LR district offers teacher contract

Shrunken, 5-page draft to be negotiated; union meets today

Baker Kurrus is shown in this May file photo.
Baker Kurrus is shown in this May file photo.

Little Rock School District leaders are proposing an abbreviated, five-page successor agreement to the current 93-page teacher contract in the state's largest school district.

That existing teacher contract -- negotiated for the 2012-15 school years between the district and the Little Rock Education Association union -- expires Oct. 31.

Baker Kurrus, superintendent of the state-controlled district, posted the proposed contract on the district's website Monday, the first day most teachers reported to work for the 2015-16 school year.

Students will start classes Monday.

Kurrus said the proposed contract is much shorter and general than the existing one.

"It recognizes the union and says we will negotiate wages and benefits, and we'll work out conditions of employment," he said. "It does have a grievance procedure in there."

Kurrus said the draft is not a final document, and it is the subject of ongoing discussions with Cathy Koehler, the elected president of the employees association, and other association leaders.

"We're obligated under our existing contract to negotiate in good faith, and that's what I intend to do," Kurrus said.

The association has scheduled a membership meeting for 5 p.m. today at the Arkansas Education Association building, 1500 W. Fourth St. in Little Rock, on the matter of a successor contract. That meeting of the private organization will be closed to the public.

"We're going to give the members all the information that they don't know about," Koehler said. "It's a proposal. It's a working document. We've already been working on items in our office. Obviously, with the blanks in the draft, you can tell we've got to negotiate some of what is even in there."
+--
YOUR TASKS:
A) Please transcribe the passage of the teacher contract article starting at "Baker Kurrus, superintendent" and ending at "2015-16 school year.".
B) Name every organization mentioned in the teacher contract article.
C) According to the teacher contract article, when does the existing teacher contract expire?

DATA SEGMENT:
+--
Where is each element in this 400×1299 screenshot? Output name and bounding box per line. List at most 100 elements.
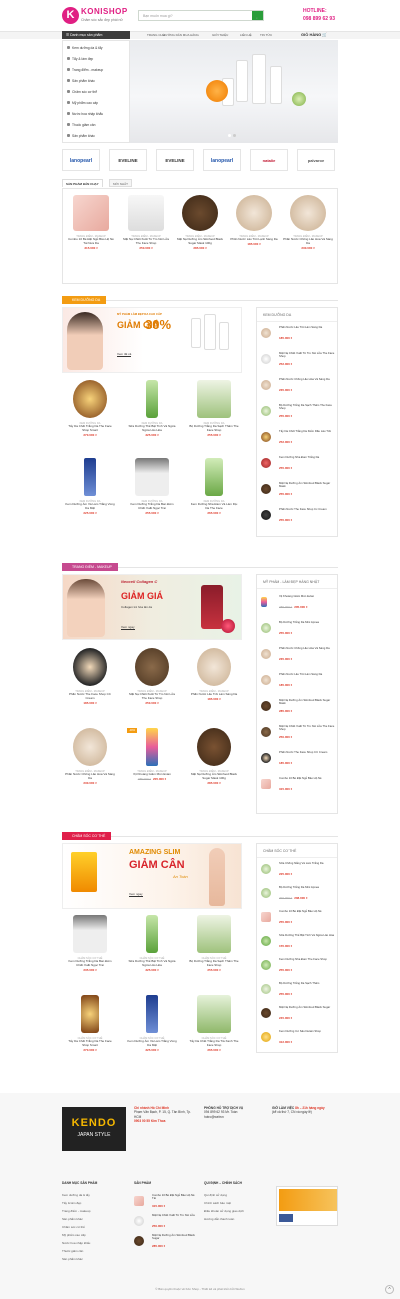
+--
ANSWERS TO THE EXERCISES:
A)
Baker Kurrus, superintendent of the state-controlled district, posted the proposed contract on the district's website Monday, the first day most teachers reported to work for the 2015-16 school year.

B)
Little Rock School District
Little Rock Education Association
Arkansas Education Association

C) Oct. 31.